# What you are asked to do
Copy the material from its first line through the line containing "- pixel: [388, 1284, 392, 1288]", and swap "component" for "item" while leaving everything else as it is.

# Supplied data
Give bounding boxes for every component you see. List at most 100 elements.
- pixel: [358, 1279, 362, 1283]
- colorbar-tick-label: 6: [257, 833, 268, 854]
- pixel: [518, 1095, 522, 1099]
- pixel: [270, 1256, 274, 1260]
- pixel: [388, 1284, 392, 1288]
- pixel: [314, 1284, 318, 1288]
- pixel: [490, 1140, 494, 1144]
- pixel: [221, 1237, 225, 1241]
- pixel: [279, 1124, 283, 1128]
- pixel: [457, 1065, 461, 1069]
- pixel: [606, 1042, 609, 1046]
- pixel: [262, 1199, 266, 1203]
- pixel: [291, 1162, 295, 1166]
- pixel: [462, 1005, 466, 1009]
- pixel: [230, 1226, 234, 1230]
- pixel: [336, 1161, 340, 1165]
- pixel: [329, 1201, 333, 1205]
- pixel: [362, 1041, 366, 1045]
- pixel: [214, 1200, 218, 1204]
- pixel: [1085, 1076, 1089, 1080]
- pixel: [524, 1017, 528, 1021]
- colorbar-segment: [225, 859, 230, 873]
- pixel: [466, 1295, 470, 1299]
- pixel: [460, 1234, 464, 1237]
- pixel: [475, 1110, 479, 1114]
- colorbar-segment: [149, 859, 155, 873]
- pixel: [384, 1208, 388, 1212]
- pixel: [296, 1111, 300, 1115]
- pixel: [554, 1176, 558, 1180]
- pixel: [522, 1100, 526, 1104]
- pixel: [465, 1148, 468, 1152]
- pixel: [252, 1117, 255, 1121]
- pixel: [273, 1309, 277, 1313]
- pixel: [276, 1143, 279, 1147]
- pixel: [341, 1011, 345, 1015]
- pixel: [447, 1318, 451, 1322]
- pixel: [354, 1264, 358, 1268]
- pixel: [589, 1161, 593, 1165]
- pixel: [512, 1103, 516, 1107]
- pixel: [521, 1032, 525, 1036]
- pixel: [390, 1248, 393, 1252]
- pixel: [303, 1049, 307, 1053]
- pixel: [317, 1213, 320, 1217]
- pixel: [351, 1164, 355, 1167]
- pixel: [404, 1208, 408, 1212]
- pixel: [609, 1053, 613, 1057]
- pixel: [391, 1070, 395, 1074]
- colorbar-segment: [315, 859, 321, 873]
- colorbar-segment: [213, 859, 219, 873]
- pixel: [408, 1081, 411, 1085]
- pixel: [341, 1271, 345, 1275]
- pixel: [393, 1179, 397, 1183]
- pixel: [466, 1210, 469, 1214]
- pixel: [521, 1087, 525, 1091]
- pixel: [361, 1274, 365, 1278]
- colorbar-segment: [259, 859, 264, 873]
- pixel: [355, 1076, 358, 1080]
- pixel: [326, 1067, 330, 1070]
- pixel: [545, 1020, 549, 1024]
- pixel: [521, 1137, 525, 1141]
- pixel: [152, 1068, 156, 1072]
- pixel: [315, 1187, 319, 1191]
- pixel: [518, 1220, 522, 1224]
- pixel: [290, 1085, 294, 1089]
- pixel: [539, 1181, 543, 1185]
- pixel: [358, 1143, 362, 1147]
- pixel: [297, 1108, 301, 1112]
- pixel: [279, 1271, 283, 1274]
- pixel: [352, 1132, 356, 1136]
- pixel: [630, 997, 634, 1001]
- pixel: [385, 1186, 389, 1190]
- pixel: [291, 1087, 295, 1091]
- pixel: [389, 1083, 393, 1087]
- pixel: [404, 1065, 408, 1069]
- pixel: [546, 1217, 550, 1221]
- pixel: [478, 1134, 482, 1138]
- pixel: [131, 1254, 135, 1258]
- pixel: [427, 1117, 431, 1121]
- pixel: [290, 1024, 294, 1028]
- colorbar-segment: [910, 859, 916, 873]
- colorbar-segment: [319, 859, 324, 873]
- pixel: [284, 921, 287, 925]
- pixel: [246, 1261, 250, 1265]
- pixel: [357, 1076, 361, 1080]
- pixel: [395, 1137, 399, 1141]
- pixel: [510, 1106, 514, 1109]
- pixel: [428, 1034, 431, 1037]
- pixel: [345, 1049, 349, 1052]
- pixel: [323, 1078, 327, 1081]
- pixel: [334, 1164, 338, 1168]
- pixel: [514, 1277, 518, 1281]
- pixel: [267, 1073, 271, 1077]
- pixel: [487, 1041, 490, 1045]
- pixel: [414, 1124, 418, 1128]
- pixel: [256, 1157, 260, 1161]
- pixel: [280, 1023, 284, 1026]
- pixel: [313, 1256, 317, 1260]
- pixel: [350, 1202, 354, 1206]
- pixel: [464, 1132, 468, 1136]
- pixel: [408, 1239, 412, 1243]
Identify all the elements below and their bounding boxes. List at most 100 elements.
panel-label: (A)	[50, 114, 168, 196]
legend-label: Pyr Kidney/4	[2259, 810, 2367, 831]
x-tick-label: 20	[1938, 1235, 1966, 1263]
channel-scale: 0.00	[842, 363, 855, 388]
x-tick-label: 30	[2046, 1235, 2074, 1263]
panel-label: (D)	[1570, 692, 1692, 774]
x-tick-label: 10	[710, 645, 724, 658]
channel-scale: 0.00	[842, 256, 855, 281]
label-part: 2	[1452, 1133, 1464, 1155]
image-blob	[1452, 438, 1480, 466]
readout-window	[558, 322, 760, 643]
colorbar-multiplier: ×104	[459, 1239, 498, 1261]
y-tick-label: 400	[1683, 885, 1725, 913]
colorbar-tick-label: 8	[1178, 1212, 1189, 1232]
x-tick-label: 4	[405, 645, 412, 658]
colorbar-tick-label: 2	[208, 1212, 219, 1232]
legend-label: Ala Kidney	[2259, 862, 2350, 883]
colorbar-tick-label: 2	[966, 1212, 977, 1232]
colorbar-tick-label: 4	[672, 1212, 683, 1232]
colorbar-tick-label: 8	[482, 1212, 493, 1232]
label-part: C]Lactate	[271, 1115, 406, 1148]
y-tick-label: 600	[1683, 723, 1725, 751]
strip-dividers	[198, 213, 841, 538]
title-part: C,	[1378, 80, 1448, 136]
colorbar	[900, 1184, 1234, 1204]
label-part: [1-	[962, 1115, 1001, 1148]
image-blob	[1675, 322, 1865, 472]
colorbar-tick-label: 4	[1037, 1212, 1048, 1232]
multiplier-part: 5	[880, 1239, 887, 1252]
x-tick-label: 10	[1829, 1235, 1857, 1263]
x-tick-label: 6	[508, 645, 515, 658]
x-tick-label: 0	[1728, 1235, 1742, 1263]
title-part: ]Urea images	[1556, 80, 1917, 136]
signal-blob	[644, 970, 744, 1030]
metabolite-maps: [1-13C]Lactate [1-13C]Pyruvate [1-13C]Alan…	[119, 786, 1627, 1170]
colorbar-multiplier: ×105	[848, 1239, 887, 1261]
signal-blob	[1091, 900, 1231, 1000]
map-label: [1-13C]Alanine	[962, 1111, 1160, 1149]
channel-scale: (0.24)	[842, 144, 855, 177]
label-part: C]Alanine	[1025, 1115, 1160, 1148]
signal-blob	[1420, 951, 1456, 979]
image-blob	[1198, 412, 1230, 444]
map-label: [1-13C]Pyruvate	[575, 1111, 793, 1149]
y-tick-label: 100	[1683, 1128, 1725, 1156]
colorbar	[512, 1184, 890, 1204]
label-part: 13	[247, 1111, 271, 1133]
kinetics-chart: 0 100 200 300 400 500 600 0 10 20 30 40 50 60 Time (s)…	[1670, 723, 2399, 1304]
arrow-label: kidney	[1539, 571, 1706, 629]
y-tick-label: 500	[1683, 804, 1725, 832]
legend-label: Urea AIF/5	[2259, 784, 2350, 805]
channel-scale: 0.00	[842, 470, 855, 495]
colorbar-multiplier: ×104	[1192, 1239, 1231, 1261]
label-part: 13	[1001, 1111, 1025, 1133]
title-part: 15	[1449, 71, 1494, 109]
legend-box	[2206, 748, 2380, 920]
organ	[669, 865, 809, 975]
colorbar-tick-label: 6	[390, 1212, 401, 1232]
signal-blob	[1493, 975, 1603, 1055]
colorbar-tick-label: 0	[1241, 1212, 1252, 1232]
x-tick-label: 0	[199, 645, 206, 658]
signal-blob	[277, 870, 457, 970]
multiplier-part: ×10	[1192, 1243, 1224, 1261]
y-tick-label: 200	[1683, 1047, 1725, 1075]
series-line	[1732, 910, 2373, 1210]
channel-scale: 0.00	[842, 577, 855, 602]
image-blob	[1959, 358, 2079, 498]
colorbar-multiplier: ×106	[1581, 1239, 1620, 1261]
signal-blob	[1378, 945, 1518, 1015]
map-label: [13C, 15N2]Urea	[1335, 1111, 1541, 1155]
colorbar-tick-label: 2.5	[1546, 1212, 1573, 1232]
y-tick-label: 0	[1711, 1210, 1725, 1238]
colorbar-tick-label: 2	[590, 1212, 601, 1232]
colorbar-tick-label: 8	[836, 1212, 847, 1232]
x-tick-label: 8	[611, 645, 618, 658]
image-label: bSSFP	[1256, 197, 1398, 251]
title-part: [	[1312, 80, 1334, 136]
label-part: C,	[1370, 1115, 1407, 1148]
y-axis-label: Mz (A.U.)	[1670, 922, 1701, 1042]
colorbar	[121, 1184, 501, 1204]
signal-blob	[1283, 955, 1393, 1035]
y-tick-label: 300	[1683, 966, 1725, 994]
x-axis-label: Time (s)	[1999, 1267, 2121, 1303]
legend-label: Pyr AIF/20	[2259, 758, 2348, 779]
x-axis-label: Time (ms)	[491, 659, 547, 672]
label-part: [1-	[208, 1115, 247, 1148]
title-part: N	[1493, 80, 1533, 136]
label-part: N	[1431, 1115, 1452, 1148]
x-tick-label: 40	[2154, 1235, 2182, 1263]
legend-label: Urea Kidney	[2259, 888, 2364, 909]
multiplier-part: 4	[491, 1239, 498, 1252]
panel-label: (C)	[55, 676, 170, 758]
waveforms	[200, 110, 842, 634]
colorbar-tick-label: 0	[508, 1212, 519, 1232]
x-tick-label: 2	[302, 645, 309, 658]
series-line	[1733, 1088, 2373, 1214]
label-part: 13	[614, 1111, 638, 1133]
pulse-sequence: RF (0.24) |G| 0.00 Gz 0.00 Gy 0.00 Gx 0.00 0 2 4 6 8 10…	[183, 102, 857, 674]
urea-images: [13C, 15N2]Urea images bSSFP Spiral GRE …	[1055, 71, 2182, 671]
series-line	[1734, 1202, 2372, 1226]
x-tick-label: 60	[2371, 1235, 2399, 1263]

# Output for this exercise
Give bounding boxes for every item you see. List at most 100 elements.
- pixel: [358, 1279, 362, 1283]
- colorbar-tick-label: 6: [257, 833, 268, 854]
- pixel: [518, 1095, 522, 1099]
- pixel: [270, 1256, 274, 1260]
- pixel: [388, 1284, 392, 1288]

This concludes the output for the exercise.